_WRITTEN TASK_
Restate every entry word for word.

_INPUT RECORDS_
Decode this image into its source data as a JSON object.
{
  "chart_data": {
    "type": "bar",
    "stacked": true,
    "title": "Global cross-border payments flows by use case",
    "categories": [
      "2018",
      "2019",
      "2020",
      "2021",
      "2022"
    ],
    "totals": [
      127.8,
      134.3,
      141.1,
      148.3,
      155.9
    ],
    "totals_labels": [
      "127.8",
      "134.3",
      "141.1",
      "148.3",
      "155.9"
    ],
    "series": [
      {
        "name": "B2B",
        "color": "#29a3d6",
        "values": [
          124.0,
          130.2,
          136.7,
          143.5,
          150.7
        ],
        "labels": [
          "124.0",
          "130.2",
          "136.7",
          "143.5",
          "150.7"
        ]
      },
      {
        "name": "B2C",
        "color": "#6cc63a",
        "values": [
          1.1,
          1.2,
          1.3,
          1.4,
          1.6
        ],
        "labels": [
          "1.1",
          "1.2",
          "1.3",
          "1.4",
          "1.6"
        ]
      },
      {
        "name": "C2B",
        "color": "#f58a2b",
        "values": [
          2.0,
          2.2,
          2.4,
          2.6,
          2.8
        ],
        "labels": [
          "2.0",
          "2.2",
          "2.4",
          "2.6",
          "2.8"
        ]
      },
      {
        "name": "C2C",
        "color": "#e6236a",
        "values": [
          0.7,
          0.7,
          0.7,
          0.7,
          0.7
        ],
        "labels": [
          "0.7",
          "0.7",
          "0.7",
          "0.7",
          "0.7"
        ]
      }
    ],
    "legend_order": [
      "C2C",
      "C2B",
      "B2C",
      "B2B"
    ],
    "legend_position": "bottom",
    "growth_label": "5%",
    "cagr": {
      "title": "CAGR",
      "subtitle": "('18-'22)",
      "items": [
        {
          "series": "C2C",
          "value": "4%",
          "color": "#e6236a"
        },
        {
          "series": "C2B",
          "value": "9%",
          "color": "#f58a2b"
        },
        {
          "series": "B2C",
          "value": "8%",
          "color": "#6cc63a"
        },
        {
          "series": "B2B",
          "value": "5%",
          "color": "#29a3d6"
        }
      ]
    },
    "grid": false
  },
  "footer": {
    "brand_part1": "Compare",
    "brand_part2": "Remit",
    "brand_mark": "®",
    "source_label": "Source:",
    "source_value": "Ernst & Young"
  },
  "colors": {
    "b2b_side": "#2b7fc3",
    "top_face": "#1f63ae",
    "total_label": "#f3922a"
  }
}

_OUTPUT_
Decode this image into its source data as a JSON object.
{
  "chart_data": {
    "type": "bar",
    "stacked": true,
    "title": "Global cross-border payments flows by use case",
    "categories": [
      "2018",
      "2019",
      "2020",
      "2021",
      "2022"
    ],
    "totals": [
      127.8,
      134.3,
      141.1,
      148.3,
      155.9
    ],
    "totals_labels": [
      "127.8",
      "134.3",
      "141.1",
      "148.3",
      "155.9"
    ],
    "series": [
      {
        "name": "B2B",
        "color": "#29a3d6",
        "values": [
          124.0,
          130.2,
          136.7,
          143.5,
          150.7
        ],
        "labels": [
          "124.0",
          "130.2",
          "136.7",
          "143.5",
          "150.7"
        ]
      },
      {
        "name": "B2C",
        "color": "#6cc63a",
        "values": [
          1.1,
          1.2,
          1.3,
          1.4,
          1.6
        ],
        "labels": [
          "1.1",
          "1.2",
          "1.3",
          "1.4",
          "1.6"
        ]
      },
      {
        "name": "C2B",
        "color": "#f58a2b",
        "values": [
          2.0,
          2.2,
          2.4,
          2.6,
          2.8
        ],
        "labels": [
          "2.0",
          "2.2",
          "2.4",
          "2.6",
          "2.8"
        ]
      },
      {
        "name": "C2C",
        "color": "#e6236a",
        "values": [
          0.7,
          0.7,
          0.7,
          0.7,
          0.7
        ],
        "labels": [
          "0.7",
          "0.7",
          "0.7",
          "0.7",
          "0.7"
        ]
      }
    ],
    "legend_order": [
      "C2C",
      "C2B",
      "B2C",
      "B2B"
    ],
    "legend_position": "bottom",
    "growth_label": "5%",
    "cagr": {
      "title": "CAGR",
      "subtitle": "('18-'22)",
      "items": [
        {
          "series": "C2C",
          "value": "4%",
          "color": "#e6236a"
        },
        {
          "series": "C2B",
          "value": "9%",
          "color": "#f58a2b"
        },
        {
          "series": "B2C",
          "value": "8%",
          "color": "#6cc63a"
        },
        {
          "series": "B2B",
          "value": "5%",
          "color": "#29a3d6"
        }
      ]
    },
    "grid": false
  },
  "footer": {
    "brand_part1": "Compare",
    "brand_part2": "Remit",
    "brand_mark": "®",
    "source_label": "Source:",
    "source_value": "Ernst & Young"
  },
  "colors": {
    "b2b_side": "#2b7fc3",
    "top_face": "#1f63ae",
    "total_label": "#f3922a"
  }
}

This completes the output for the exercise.